### WHAT YOU ARE ASKED TO DO
Pull out every line below holding the word "Deontological".

### SUPPLIED INFORMATION
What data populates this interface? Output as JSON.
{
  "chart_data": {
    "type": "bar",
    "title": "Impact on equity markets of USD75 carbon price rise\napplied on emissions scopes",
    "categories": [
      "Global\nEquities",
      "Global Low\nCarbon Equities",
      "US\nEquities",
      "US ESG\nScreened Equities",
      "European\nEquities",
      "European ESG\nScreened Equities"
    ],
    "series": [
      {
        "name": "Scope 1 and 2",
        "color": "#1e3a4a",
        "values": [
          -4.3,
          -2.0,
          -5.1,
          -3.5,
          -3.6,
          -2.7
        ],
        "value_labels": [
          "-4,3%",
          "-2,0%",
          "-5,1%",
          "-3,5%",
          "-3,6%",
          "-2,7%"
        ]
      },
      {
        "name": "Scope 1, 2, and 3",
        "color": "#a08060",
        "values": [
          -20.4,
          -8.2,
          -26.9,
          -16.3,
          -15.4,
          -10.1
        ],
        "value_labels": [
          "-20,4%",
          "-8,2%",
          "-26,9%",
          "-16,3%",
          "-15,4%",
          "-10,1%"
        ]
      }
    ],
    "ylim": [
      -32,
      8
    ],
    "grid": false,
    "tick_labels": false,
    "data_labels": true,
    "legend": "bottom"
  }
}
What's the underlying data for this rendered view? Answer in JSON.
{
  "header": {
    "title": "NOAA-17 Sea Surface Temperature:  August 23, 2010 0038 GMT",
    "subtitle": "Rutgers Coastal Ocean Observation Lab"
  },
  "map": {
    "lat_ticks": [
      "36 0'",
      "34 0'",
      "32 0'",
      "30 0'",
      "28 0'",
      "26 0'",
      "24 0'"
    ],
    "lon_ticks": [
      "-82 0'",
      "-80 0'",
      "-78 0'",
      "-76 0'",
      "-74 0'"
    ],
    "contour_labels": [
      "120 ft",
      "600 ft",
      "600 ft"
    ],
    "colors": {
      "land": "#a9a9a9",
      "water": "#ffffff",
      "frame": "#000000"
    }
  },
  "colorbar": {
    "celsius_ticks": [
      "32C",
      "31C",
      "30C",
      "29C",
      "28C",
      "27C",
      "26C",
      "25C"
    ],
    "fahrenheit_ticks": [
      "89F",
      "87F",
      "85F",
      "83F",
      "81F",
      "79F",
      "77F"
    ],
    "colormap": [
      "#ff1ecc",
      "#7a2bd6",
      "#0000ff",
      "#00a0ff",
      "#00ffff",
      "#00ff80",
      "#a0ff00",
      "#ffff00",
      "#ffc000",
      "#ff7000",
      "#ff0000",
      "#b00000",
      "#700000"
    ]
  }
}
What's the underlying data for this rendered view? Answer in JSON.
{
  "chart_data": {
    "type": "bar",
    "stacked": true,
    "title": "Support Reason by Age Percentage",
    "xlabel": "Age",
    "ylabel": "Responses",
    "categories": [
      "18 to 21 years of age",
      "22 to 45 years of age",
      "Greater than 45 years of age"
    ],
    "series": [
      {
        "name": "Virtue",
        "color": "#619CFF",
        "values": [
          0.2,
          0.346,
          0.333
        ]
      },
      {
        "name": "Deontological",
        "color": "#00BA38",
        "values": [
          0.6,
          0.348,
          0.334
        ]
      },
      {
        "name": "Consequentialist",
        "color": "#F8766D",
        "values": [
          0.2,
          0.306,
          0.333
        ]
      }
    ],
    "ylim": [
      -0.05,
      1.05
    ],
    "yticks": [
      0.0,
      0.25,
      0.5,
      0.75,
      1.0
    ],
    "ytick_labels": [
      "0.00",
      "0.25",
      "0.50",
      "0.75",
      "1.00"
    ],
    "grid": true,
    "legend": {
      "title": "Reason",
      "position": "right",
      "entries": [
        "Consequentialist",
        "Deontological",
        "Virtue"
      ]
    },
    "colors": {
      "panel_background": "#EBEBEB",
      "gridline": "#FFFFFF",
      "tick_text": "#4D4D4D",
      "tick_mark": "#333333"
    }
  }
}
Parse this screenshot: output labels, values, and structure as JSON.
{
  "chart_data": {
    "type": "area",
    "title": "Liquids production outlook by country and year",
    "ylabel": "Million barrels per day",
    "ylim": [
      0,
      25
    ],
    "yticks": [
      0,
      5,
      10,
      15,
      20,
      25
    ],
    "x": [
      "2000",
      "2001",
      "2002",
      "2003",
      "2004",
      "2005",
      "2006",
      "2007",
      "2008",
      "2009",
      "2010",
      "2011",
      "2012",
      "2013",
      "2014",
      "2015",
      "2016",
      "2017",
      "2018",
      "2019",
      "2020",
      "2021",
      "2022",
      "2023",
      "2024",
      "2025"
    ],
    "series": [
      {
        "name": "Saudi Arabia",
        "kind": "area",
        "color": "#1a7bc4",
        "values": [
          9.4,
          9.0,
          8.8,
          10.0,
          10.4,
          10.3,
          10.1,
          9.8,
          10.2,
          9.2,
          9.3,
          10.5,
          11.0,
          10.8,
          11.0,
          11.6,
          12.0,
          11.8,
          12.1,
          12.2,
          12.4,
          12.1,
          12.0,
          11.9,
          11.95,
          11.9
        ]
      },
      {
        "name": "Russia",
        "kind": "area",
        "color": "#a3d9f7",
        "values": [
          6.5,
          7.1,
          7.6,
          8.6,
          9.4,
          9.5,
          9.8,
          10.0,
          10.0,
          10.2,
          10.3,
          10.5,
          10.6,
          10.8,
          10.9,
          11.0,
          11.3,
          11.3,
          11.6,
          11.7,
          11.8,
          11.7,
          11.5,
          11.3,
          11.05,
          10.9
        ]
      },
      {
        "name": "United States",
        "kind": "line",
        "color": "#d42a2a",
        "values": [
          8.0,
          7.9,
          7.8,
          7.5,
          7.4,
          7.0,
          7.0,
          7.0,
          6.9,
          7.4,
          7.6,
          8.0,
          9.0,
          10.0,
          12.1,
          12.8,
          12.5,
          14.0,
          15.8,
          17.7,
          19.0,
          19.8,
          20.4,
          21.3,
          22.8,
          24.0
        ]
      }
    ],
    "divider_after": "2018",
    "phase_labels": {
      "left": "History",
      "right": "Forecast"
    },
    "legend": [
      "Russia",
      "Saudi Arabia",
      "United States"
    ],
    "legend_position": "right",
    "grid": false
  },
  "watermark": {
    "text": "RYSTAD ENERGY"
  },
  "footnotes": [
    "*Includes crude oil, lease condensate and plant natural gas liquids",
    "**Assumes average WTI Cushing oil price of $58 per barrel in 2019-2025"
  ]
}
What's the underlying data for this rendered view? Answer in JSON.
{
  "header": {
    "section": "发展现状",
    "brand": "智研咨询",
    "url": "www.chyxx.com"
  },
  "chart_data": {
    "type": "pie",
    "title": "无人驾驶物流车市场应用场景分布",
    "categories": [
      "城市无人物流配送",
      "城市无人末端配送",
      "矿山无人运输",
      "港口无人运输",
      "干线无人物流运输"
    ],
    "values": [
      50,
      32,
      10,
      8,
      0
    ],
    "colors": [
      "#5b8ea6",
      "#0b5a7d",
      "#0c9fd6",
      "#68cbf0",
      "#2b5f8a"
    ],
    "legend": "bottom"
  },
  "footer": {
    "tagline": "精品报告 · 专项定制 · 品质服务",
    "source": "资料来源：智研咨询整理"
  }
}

### EXERCISE SOLUTION
        "name": "Deontological",
        "Deontological",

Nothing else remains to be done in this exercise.